- _Given task_
Copy each record exactly as it reads, leaving out any pictures it holds.

- _Data supplied_
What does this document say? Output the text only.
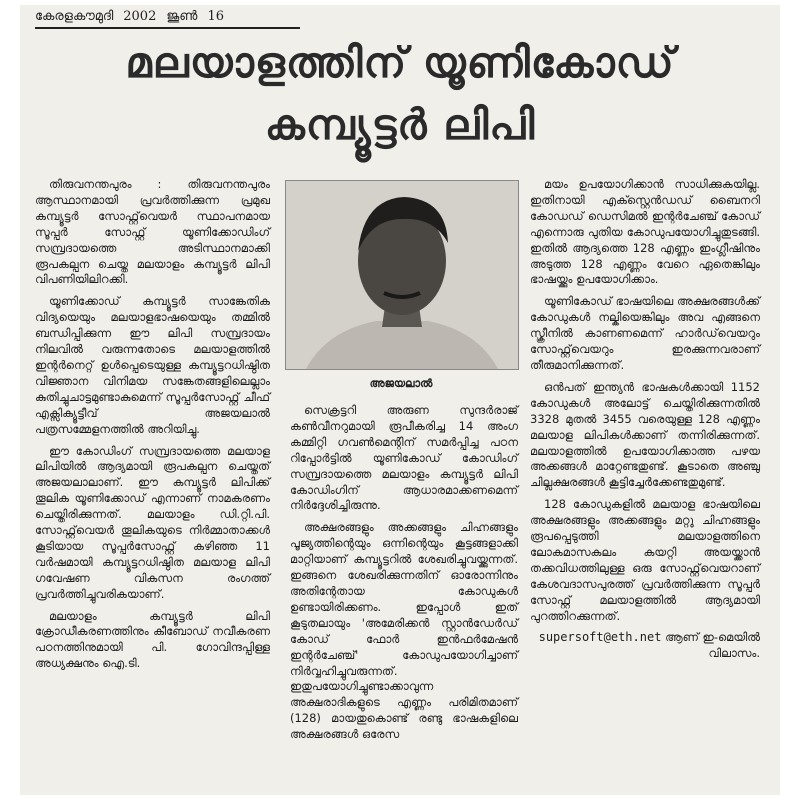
കേരളകൗമുദി 2002 ജൂൺ 16
മലയാളത്തിന് യൂണികോഡ്
കമ്പ്യൂട്ടർ ലിപി

തിരുവനന്തപുരം : തിരുവനന്തപുരം ആസ്ഥാനമായി പ്രവർത്തിക്കുന്ന പ്രമുഖ കമ്പ്യൂട്ടർ സോഫ്റ്റ്‌വെയർ സ്ഥാപനമായ സൂപ്പർ സോഫ്റ്റ് യൂണിക്കോഡിംഗ് സമ്പ്രദായത്തെ അടിസ്ഥാനമാക്കി രൂപകല്പന ചെയ്ത മലയാളം കമ്പ്യൂട്ടർ ലിപി വിപണിയിലിറക്കി.

യൂണിക്കോഡ് കമ്പ്യൂട്ടർ സാങ്കേതിക വിദ്യയെയും മലയാളഭാഷയെയും തമ്മിൽ ബന്ധിപ്പിക്കുന്ന ഈ ലിപി സമ്പ്രദായം നിലവിൽ വരുന്നതോടെ മലയാളത്തിൽ ഇന്റർനെറ്റ് ഉൾപ്പെടെയുള്ള കമ്പ്യൂട്ടറധിഷ്ഠിത വിജ്ഞാന വിനിമയ സങ്കേതങ്ങളിലെല്ലാം കുതിച്ചുചാട്ടമുണ്ടാകുമെന്ന് സൂപ്പർസോഫ്റ്റ് ചീഫ് എക്സിക്യൂട്ടീവ് അജയലാൽ പത്രസമ്മേളനത്തിൽ അറിയിച്ചു.

ഈ കോഡിംഗ് സമ്പ്രദായത്തെ മലയാള ലിപിയിൽ ആദ്യമായി രൂപകല്പന ചെയ്തത് അജയലാലാണ്. ഈ കമ്പ്യൂട്ടർ ലിപിക്ക് തൂലിക യൂണിക്കോഡ് എന്നാണ് നാമകരണം ചെയ്തിരിക്കുന്നത്. മലയാളം ഡി.റ്റി.പി. സോഫ്റ്റ്‌വെയർ തൂലികയുടെ നിർമ്മാതാക്കൾ കൂടിയായ സൂപ്പർസോഫ്റ്റ് കഴിഞ്ഞ 11 വർഷമായി കമ്പ്യൂട്ടറധിഷ്ഠിത മലയാള ലിപി ഗവേഷണ വികസന രംഗത്ത് പ്രവർത്തിച്ചുവരികയാണ്.

മലയാളം കമ്പ്യൂട്ടർ ലിപി ക്രോഡീകരണത്തിനും കീബോഡ് നവീകരണ പഠനത്തിനുമായി പി. ഗോവിന്ദപ്പിള്ള അധ്യക്ഷനും ഐ.ടി.

അജയലാൽ

സെക്രട്ടറി അരുണ സുന്ദർരാജ് കൺവീനറുമായി രൂപീകരിച്ച 14 അംഗ കമ്മിറ്റി ഗവൺമെന്റിന് സമർപ്പിച്ച പഠന റിപ്പോർട്ടിൽ യൂണികോഡ് കോഡിംഗ് സമ്പ്രദായത്തെ മലയാളം കമ്പ്യൂട്ടർ ലിപി കോഡിംഗിന് ആധാരമാക്കണമെന്ന് നിർദ്ദേശിച്ചിരുന്നു.

അക്ഷരങ്ങളും അക്കങ്ങളും ചിഹ്നങ്ങളും പൂജ്യത്തിന്റെയും ഒന്നിന്റെയും കൂട്ടങ്ങളാക്കി മാറ്റിയാണ് കമ്പ്യൂട്ടറിൽ ശേഖരിച്ചുവയ്ക്കുന്നത്. ഇങ്ങനെ ശേഖരിക്കുന്നതിന് ഓരോന്നിനും അതിന്റേതായ കോഡുകൾ ഉണ്ടായിരിക്കണം. ഇപ്പോൾ ഇത് കൂടുതലായും 'അമേരിക്കൻ സ്റ്റാൻഡേർഡ് കോഡ് ഫോർ ഇൻഫർമേഷൻ ഇന്റർചേഞ്ച്' കോഡുപയോഗിച്ചാണ് നിർവ്വഹിച്ചുവരുന്നത്. ഇതുപയോഗിച്ചുണ്ടാക്കാവുന്ന അക്ഷരാദികളുടെ എണ്ണം പരിമിതമാണ് (128) മായതുകൊണ്ട് രണ്ടു ഭാഷകളിലെ അക്ഷരങ്ങൾ ഒരേസ

മയം ഉപയോഗിക്കാൻ സാധിക്കുകയില്ല. ഇതിനായി എക്സ്റ്റെൻഡഡ് ബൈനറി കോഡഡ് ഡെസിമൽ ഇന്റർചേഞ്ച് കോഡ് എന്നൊരു പുതിയ കോഡുപയോഗിച്ചുതുടങ്ങി. ഇതിൽ ആദ്യത്തെ 128 എണ്ണം ഇംഗ്ലീഷിനും അടുത്ത 128 എണ്ണം വേറെ ഏതെങ്കിലും ഭാഷയ്ക്കും ഉപയോഗിക്കാം.

യൂണികോഡ് ഭാഷയിലെ അക്ഷരങ്ങൾക്ക് കോഡുകൾ നല്കിയെങ്കിലും അവ എങ്ങനെ സ്ക്രീനിൽ കാണണമെന്ന് ഹാർഡ്‌വെയറും സോഫ്റ്റ്‌വെയറും ഇരക്കുന്നവരാണ് തീരുമാനിക്കുന്നത്.

ഒൻപത് ഇന്ത്യൻ ഭാഷകൾക്കായി 1152 കോഡുകൾ അലോട്ട് ചെയ്തിരിക്കുന്നതിൽ 3328 മുതൽ 3455 വരെയുള്ള 128 എണ്ണം മലയാള ലിപികൾക്കാണ് തന്നിരിക്കുന്നത്. മലയാളത്തിൽ ഉപയോഗിക്കാത്ത പഴയ അക്കങ്ങൾ മാറ്റേണ്ടതുണ്ട്. കൂടാതെ അഞ്ചു ചില്ലക്ഷരങ്ങൾ കൂട്ടിച്ചേർക്കേണ്ടതുമുണ്ട്.

128 കോഡുകളിൽ മലയാള ഭാഷയിലെ അക്ഷരങ്ങളും അക്കങ്ങളും മറ്റു ചിഹ്നങ്ങളും രൂപപ്പെടുത്തി മലയാളത്തിനെ ലോകമാസകലം കയറ്റി അയയ്ക്കാൻ തക്കവിധത്തിലുള്ള ഒരു സോഫ്റ്റ്‌വെയറാണ് കേശവദാസപുരത്ത് പ്രവർത്തിക്കുന്ന സൂപ്പർ സോഫ്റ്റ് മലയാളത്തിൽ ആദ്യമായി പുറത്തിറക്കുന്നത്.

supersoft@eth.net ആണ് ഇ-മെയിൽ വിലാസം.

- _Task solution_
What does this document say? Output the text only.
കേരളകൗമുദി 2002 ജൂൺ 16
മലയാളത്തിന് യൂണികോഡ്
കമ്പ്യൂട്ടർ ലിപി

തിരുവനന്തപുരം : തിരുവനന്തപുരം ആസ്ഥാനമായി പ്രവർത്തിക്കുന്ന പ്രമുഖ കമ്പ്യൂട്ടർ സോഫ്റ്റ്‌വെയർ സ്ഥാപനമായ സൂപ്പർ സോഫ്റ്റ് യൂണിക്കോഡിംഗ് സമ്പ്രദായത്തെ അടിസ്ഥാനമാക്കി രൂപകല്പന ചെയ്ത മലയാളം കമ്പ്യൂട്ടർ ലിപി വിപണിയിലിറക്കി.

യൂണിക്കോഡ് കമ്പ്യൂട്ടർ സാങ്കേതിക വിദ്യയെയും മലയാളഭാഷയെയും തമ്മിൽ ബന്ധിപ്പിക്കുന്ന ഈ ലിപി സമ്പ്രദായം നിലവിൽ വരുന്നതോടെ മലയാളത്തിൽ ഇന്റർനെറ്റ് ഉൾപ്പെടെയുള്ള കമ്പ്യൂട്ടറധിഷ്ഠിത വിജ്ഞാന വിനിമയ സങ്കേതങ്ങളിലെല്ലാം കുതിച്ചുചാട്ടമുണ്ടാകുമെന്ന് സൂപ്പർസോഫ്റ്റ് ചീഫ് എക്സിക്യൂട്ടീവ് അജയലാൽ പത്രസമ്മേളനത്തിൽ അറിയിച്ചു.

ഈ കോഡിംഗ് സമ്പ്രദായത്തെ മലയാള ലിപിയിൽ ആദ്യമായി രൂപകല്പന ചെയ്തത് അജയലാലാണ്. ഈ കമ്പ്യൂട്ടർ ലിപിക്ക് തൂലിക യൂണിക്കോഡ് എന്നാണ് നാമകരണം ചെയ്തിരിക്കുന്നത്. മലയാളം ഡി.റ്റി.പി. സോഫ്റ്റ്‌വെയർ തൂലികയുടെ നിർമ്മാതാക്കൾ കൂടിയായ സൂപ്പർസോഫ്റ്റ് കഴിഞ്ഞ 11 വർഷമായി കമ്പ്യൂട്ടറധിഷ്ഠിത മലയാള ലിപി ഗവേഷണ വികസന രംഗത്ത് പ്രവർത്തിച്ചുവരികയാണ്.

മലയാളം കമ്പ്യൂട്ടർ ലിപി ക്രോഡീകരണത്തിനും കീബോഡ് നവീകരണ പഠനത്തിനുമായി പി. ഗോവിന്ദപ്പിള്ള അധ്യക്ഷനും ഐ.ടി.

അജയലാൽ

സെക്രട്ടറി അരുണ സുന്ദർരാജ് കൺവീനറുമായി രൂപീകരിച്ച 14 അംഗ കമ്മിറ്റി ഗവൺമെന്റിന് സമർപ്പിച്ച പഠന റിപ്പോർട്ടിൽ യൂണികോഡ് കോഡിംഗ് സമ്പ്രദായത്തെ മലയാളം കമ്പ്യൂട്ടർ ലിപി കോഡിംഗിന് ആധാരമാക്കണമെന്ന് നിർദ്ദേശിച്ചിരുന്നു.

അക്ഷരങ്ങളും അക്കങ്ങളും ചിഹ്നങ്ങളും പൂജ്യത്തിന്റെയും ഒന്നിന്റെയും കൂട്ടങ്ങളാക്കി മാറ്റിയാണ് കമ്പ്യൂട്ടറിൽ ശേഖരിച്ചുവയ്ക്കുന്നത്. ഇങ്ങനെ ശേഖരിക്കുന്നതിന് ഓരോന്നിനും അതിന്റേതായ കോഡുകൾ ഉണ്ടായിരിക്കണം. ഇപ്പോൾ ഇത് കൂടുതലായും 'അമേരിക്കൻ സ്റ്റാൻഡേർഡ് കോഡ് ഫോർ ഇൻഫർമേഷൻ ഇന്റർചേഞ്ച്' കോഡുപയോഗിച്ചാണ് നിർവ്വഹിച്ചുവരുന്നത്. ഇതുപയോഗിച്ചുണ്ടാക്കാവുന്ന അക്ഷരാദികളുടെ എണ്ണം പരിമിതമാണ് (128) മായതുകൊണ്ട് രണ്ടു ഭാഷകളിലെ അക്ഷരങ്ങൾ ഒരേസ

മയം ഉപയോഗിക്കാൻ സാധിക്കുകയില്ല. ഇതിനായി എക്സ്റ്റെൻഡഡ് ബൈനറി കോഡഡ് ഡെസിമൽ ഇന്റർചേഞ്ച് കോഡ് എന്നൊരു പുതിയ കോഡുപയോഗിച്ചുതുടങ്ങി. ഇതിൽ ആദ്യത്തെ 128 എണ്ണം ഇംഗ്ലീഷിനും അടുത്ത 128 എണ്ണം വേറെ ഏതെങ്കിലും ഭാഷയ്ക്കും ഉപയോഗിക്കാം.

യൂണികോഡ് ഭാഷയിലെ അക്ഷരങ്ങൾക്ക് കോഡുകൾ നല്കിയെങ്കിലും അവ എങ്ങനെ സ്ക്രീനിൽ കാണണമെന്ന് ഹാർഡ്‌വെയറും സോഫ്റ്റ്‌വെയറും ഇരക്കുന്നവരാണ് തീരുമാനിക്കുന്നത്.

ഒൻപത് ഇന്ത്യൻ ഭാഷകൾക്കായി 1152 കോഡുകൾ അലോട്ട് ചെയ്തിരിക്കുന്നതിൽ 3328 മുതൽ 3455 വരെയുള്ള 128 എണ്ണം മലയാള ലിപികൾക്കാണ് തന്നിരിക്കുന്നത്. മലയാളത്തിൽ ഉപയോഗിക്കാത്ത പഴയ അക്കങ്ങൾ മാറ്റേണ്ടതുണ്ട്. കൂടാതെ അഞ്ചു ചില്ലക്ഷരങ്ങൾ കൂട്ടിച്ചേർക്കേണ്ടതുമുണ്ട്.

128 കോഡുകളിൽ മലയാള ഭാഷയിലെ അക്ഷരങ്ങളും അക്കങ്ങളും മറ്റു ചിഹ്നങ്ങളും രൂപപ്പെടുത്തി മലയാളത്തിനെ ലോകമാസകലം കയറ്റി അയയ്ക്കാൻ തക്കവിധത്തിലുള്ള ഒരു സോഫ്റ്റ്‌വെയറാണ് കേശവദാസപുരത്ത് പ്രവർത്തിക്കുന്ന സൂപ്പർ സോഫ്റ്റ് മലയാളത്തിൽ ആദ്യമായി പുറത്തിറക്കുന്നത്.

supersoft@eth.net ആണ് ഇ-മെയിൽ വിലാസം.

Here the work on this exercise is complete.